* [What the exercise asks] Locate the line that contains "Transcribe this image's" in the data that follows. Copy it and every subsequent line to the end, exactly, excluding pictures.

* [Entries shown]
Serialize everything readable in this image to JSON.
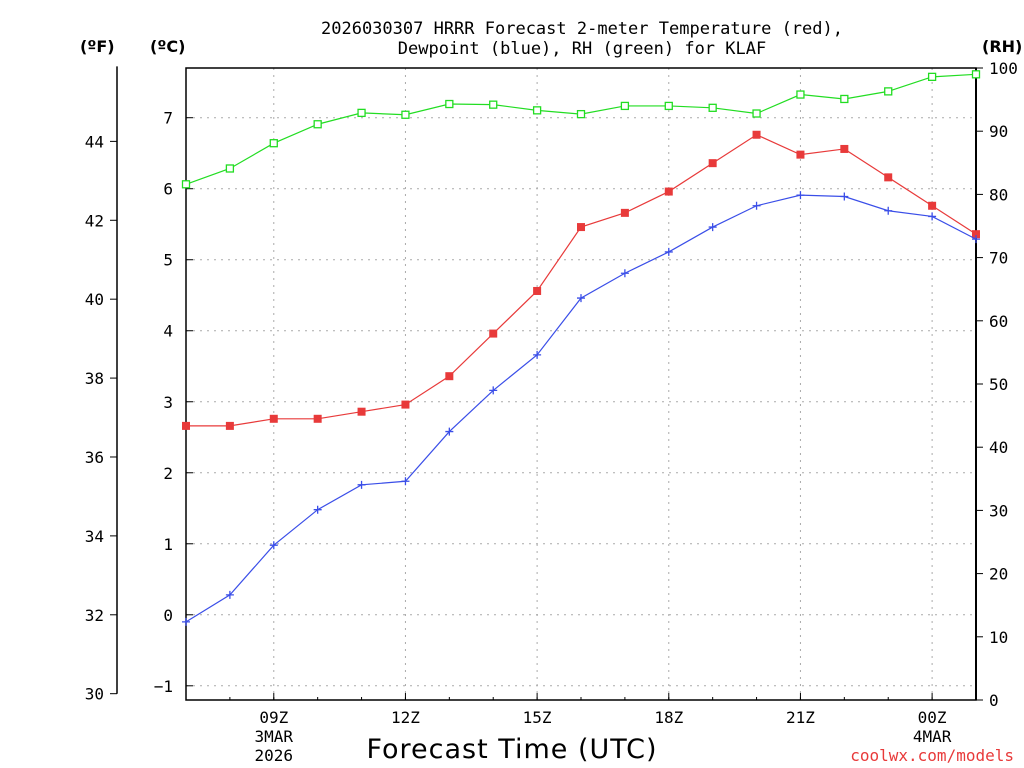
{
  "chart_data": {
    "type": "line",
    "title_line1": "2026030307 HRRR Forecast 2-meter Temperature (red),",
    "title_line2": "Dewpoint (blue), RH (green) for KLAF",
    "xlabel": "Forecast Time (UTC)",
    "unit_f": "(ºF)",
    "unit_c": "(ºC)",
    "unit_rh": "(RH)",
    "credit": "coolwx.com/models",
    "x_hours": [
      0,
      1,
      2,
      3,
      4,
      5,
      6,
      7,
      8,
      9,
      10,
      11,
      12,
      13,
      14,
      15,
      16,
      17,
      18
    ],
    "x_ticks": [
      {
        "h": 2,
        "label": "09Z",
        "sub1": "3MAR",
        "sub2": "2026"
      },
      {
        "h": 5,
        "label": "12Z",
        "sub1": "",
        "sub2": ""
      },
      {
        "h": 8,
        "label": "15Z",
        "sub1": "",
        "sub2": ""
      },
      {
        "h": 11,
        "label": "18Z",
        "sub1": "",
        "sub2": ""
      },
      {
        "h": 14,
        "label": "21Z",
        "sub1": "",
        "sub2": ""
      },
      {
        "h": 17,
        "label": "00Z",
        "sub1": "4MAR",
        "sub2": ""
      }
    ],
    "c_ticks": [
      "-1",
      "0",
      "1",
      "2",
      "3",
      "4",
      "5",
      "6",
      "7"
    ],
    "c_range": [
      -1.2,
      7.7
    ],
    "f_ticks": [
      "30",
      "32",
      "34",
      "36",
      "38",
      "40",
      "42",
      "44"
    ],
    "rh_ticks": [
      "0",
      "10",
      "20",
      "30",
      "40",
      "50",
      "60",
      "70",
      "80",
      "90",
      "100"
    ],
    "rh_range": [
      0,
      100
    ],
    "series": [
      {
        "name": "Temperature",
        "color": "#e83a3a",
        "marker": "filled-square",
        "values": [
          2.66,
          2.66,
          2.76,
          2.76,
          2.86,
          2.96,
          3.36,
          3.96,
          4.56,
          5.46,
          5.66,
          5.96,
          6.36,
          6.76,
          6.48,
          6.56,
          6.16,
          5.76,
          5.36
        ]
      },
      {
        "name": "Dewpoint",
        "color": "#3a4ee8",
        "marker": "plus",
        "values": [
          -0.1,
          0.28,
          0.98,
          1.48,
          1.83,
          1.88,
          2.58,
          3.16,
          3.66,
          4.46,
          4.81,
          5.11,
          5.46,
          5.76,
          5.91,
          5.89,
          5.69,
          5.61,
          5.29
        ]
      },
      {
        "name": "RH",
        "color": "#22dd22",
        "marker": "open-square",
        "axis": "rh",
        "values": [
          81.6,
          84.1,
          88.1,
          91.1,
          92.9,
          92.6,
          94.3,
          94.2,
          93.3,
          92.7,
          94.0,
          94.0,
          93.7,
          92.8,
          95.8,
          95.1,
          96.3,
          98.6,
          99.0
        ]
      }
    ]
  }
}
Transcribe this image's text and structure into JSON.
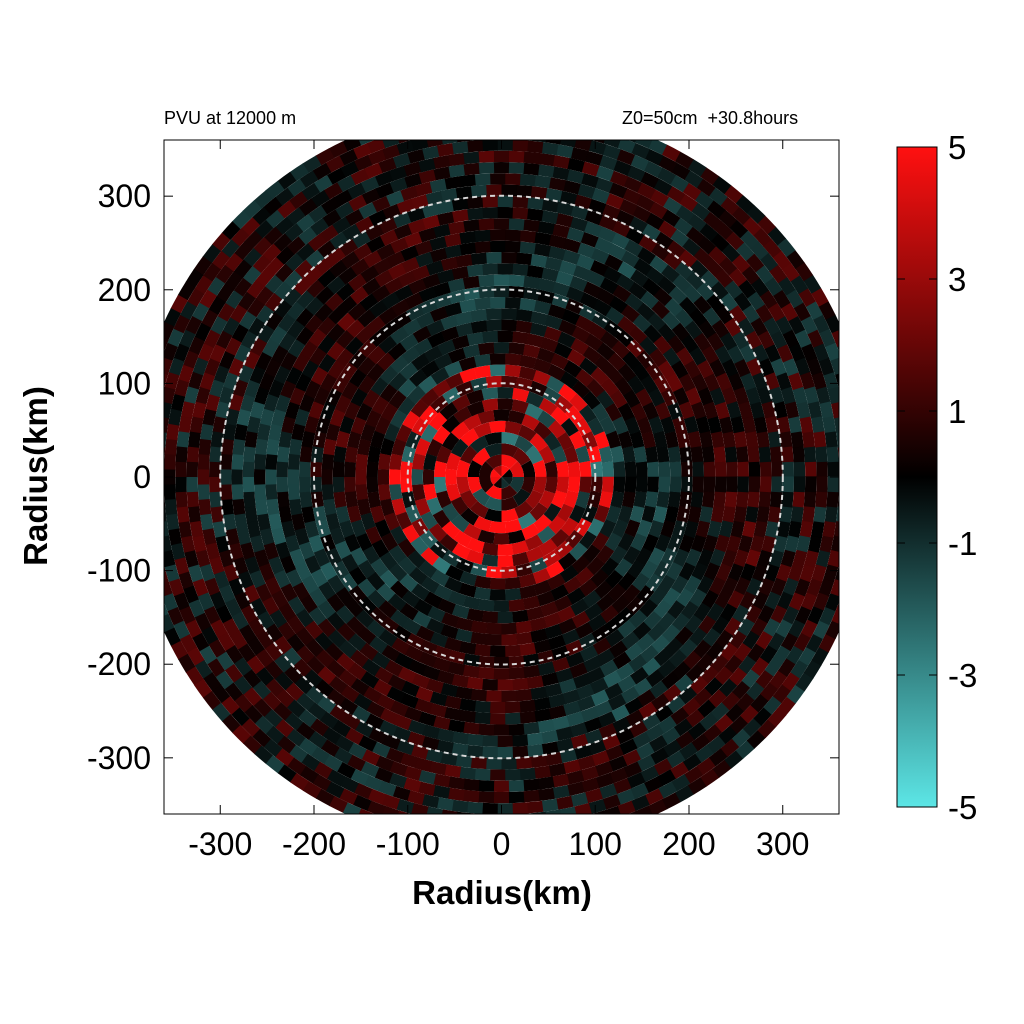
{
  "chart_data": {
    "type": "heatmap",
    "title_left": "PVU at 12000 m",
    "title_right": "Z0=50cm  +30.8hours",
    "xlabel": "Radius(km)",
    "ylabel": "Radius(km)",
    "xlim": [
      -360,
      360
    ],
    "ylim": [
      -360,
      360
    ],
    "x_ticks": [
      -300,
      -200,
      -100,
      0,
      100,
      200,
      300
    ],
    "y_ticks": [
      300,
      200,
      100,
      0,
      -100,
      -200,
      -300
    ],
    "domain_radius_km": 390,
    "dashed_circles_km": [
      100,
      200,
      300
    ],
    "colorbar": {
      "min": -5,
      "max": 5,
      "ticks": [
        5,
        3,
        1,
        -1,
        -3,
        -5
      ],
      "colors": {
        "negative": "#5ce6e6",
        "zero": "#000000",
        "positive": "#ff1010"
      }
    },
    "grid": false
  }
}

* [The answer]
Transcribe this image's text and structure into JSON.
{
  "chart_data": {
    "type": "heatmap",
    "title_left": "PVU at 12000 m",
    "title_right": "Z0=50cm  +30.8hours",
    "xlabel": "Radius(km)",
    "ylabel": "Radius(km)",
    "xlim": [
      -360,
      360
    ],
    "ylim": [
      -360,
      360
    ],
    "x_ticks": [
      -300,
      -200,
      -100,
      0,
      100,
      200,
      300
    ],
    "y_ticks": [
      300,
      200,
      100,
      0,
      -100,
      -200,
      -300
    ],
    "domain_radius_km": 390,
    "dashed_circles_km": [
      100,
      200,
      300
    ],
    "colorbar": {
      "min": -5,
      "max": 5,
      "ticks": [
        5,
        3,
        1,
        -1,
        -3,
        -5
      ],
      "colors": {
        "negative": "#5ce6e6",
        "zero": "#000000",
        "positive": "#ff1010"
      }
    },
    "grid": false
  }
}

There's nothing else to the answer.